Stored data
★ ★ ★ ★ ★
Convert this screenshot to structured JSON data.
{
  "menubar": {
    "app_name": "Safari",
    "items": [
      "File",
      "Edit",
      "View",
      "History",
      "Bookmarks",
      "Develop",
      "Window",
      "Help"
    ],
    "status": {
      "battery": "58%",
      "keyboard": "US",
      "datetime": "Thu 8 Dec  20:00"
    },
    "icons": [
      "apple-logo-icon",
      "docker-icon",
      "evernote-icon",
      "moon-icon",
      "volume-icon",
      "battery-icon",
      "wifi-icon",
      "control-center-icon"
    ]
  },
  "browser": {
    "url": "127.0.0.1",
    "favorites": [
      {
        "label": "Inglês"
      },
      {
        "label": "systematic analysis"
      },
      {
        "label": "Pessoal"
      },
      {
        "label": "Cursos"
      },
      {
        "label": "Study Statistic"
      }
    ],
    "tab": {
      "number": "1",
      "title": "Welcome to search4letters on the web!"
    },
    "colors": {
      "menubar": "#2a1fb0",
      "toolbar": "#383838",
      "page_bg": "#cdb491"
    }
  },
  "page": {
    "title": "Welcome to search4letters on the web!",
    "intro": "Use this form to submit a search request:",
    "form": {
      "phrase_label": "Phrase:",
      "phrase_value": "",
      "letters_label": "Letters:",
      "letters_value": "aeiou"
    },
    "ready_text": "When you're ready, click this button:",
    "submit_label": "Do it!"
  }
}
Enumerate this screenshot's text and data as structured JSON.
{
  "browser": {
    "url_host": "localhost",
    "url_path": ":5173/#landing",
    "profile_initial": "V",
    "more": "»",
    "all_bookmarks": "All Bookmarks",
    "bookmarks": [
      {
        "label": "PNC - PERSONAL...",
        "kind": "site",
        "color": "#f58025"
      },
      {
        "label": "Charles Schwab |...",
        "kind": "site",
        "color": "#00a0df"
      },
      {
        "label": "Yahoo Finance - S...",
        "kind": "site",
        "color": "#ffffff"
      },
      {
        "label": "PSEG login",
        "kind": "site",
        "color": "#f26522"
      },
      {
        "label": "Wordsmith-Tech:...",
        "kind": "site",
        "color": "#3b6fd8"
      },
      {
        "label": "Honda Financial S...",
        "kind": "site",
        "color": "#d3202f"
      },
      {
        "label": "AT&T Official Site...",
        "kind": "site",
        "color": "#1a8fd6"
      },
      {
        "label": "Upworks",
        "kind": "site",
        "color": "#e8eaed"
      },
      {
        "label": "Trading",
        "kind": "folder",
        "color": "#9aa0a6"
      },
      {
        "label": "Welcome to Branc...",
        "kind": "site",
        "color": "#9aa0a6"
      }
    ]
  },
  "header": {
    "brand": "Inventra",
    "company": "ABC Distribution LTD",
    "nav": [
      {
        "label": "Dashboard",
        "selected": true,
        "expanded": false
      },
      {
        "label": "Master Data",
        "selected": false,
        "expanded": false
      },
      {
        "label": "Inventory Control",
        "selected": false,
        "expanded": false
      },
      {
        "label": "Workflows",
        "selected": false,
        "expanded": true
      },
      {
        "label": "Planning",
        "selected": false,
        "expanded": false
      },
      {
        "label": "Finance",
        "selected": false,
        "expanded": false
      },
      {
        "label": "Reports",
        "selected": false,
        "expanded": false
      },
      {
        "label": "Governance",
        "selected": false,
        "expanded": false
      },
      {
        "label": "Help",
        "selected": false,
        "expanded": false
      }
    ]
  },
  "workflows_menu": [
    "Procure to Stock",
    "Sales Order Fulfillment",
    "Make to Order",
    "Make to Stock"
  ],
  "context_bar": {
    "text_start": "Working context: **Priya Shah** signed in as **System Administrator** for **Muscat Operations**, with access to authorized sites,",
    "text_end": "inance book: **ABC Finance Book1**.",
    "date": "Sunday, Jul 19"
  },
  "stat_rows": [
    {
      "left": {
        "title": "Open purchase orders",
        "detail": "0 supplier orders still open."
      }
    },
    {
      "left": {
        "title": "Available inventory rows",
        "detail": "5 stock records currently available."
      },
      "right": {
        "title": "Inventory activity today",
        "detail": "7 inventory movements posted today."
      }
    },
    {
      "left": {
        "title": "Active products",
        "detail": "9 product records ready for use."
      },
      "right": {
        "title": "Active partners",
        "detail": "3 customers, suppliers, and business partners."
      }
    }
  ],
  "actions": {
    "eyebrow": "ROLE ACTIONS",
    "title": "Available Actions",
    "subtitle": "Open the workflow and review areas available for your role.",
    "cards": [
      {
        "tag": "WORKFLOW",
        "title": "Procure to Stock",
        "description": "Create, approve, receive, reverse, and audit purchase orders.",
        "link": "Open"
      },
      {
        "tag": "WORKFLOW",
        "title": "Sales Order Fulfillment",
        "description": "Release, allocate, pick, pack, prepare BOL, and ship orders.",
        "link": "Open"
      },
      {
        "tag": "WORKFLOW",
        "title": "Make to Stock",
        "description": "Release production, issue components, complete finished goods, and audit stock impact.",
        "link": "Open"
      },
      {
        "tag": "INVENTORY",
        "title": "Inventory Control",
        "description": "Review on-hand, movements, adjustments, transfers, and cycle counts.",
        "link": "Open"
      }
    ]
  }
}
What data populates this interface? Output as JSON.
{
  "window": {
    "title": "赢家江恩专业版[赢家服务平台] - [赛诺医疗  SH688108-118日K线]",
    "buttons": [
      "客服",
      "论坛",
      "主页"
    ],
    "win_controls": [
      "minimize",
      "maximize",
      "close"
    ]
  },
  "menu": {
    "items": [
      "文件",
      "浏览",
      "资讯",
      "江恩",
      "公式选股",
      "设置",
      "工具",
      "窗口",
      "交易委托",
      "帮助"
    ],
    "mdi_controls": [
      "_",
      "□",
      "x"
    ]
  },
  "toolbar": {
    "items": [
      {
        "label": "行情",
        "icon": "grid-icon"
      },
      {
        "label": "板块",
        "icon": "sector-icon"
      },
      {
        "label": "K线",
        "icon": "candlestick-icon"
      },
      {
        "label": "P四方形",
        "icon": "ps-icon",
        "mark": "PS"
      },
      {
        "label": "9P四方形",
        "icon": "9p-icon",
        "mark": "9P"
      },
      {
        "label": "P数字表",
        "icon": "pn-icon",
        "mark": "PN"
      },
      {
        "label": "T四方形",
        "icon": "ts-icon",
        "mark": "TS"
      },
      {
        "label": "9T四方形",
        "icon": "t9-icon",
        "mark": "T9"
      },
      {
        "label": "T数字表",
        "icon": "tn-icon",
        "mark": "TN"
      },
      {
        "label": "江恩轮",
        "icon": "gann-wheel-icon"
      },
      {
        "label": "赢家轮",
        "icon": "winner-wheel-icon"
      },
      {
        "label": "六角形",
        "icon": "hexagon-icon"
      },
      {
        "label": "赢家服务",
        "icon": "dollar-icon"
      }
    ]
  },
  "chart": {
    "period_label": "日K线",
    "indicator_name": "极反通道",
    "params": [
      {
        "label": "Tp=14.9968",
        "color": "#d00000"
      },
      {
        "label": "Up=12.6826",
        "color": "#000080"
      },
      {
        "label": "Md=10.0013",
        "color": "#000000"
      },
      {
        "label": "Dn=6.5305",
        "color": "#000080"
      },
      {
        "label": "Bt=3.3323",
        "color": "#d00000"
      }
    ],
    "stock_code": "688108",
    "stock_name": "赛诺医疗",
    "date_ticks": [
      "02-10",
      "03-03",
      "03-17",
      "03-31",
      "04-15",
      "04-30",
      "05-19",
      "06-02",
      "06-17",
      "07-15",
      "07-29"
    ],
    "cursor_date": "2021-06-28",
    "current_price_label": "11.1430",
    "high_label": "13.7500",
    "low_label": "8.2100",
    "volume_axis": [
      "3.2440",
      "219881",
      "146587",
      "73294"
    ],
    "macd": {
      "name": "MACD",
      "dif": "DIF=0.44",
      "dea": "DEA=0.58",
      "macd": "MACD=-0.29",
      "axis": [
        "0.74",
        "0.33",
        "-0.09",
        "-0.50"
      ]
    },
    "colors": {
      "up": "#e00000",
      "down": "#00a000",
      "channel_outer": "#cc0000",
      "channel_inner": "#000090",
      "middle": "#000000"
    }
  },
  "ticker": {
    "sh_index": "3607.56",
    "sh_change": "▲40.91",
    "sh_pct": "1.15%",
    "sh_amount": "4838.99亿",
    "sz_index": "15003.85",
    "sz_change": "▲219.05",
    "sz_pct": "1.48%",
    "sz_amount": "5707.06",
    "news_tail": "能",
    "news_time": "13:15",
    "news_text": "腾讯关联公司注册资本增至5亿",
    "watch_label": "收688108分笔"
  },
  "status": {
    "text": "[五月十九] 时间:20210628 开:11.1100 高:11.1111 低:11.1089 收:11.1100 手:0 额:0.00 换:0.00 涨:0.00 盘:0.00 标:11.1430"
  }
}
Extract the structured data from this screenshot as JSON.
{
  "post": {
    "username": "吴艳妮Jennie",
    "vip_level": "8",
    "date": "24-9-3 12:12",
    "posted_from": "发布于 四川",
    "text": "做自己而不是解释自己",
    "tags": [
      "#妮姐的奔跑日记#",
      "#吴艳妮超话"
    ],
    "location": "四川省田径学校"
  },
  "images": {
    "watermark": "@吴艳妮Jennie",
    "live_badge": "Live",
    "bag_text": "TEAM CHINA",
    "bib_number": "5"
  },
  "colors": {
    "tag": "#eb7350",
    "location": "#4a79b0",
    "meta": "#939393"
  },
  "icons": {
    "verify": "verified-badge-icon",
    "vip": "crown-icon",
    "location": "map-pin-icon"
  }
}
★ ★ ★ ★ ★
Request: Extract all lines containing the word "JSON".

Written response:
Convert this screenshot to structured JSON data.
Enumerate this screenshot's text and data as structured JSON.
What data populates this interface? Output as JSON.
Extract the structured data from this screenshot as JSON.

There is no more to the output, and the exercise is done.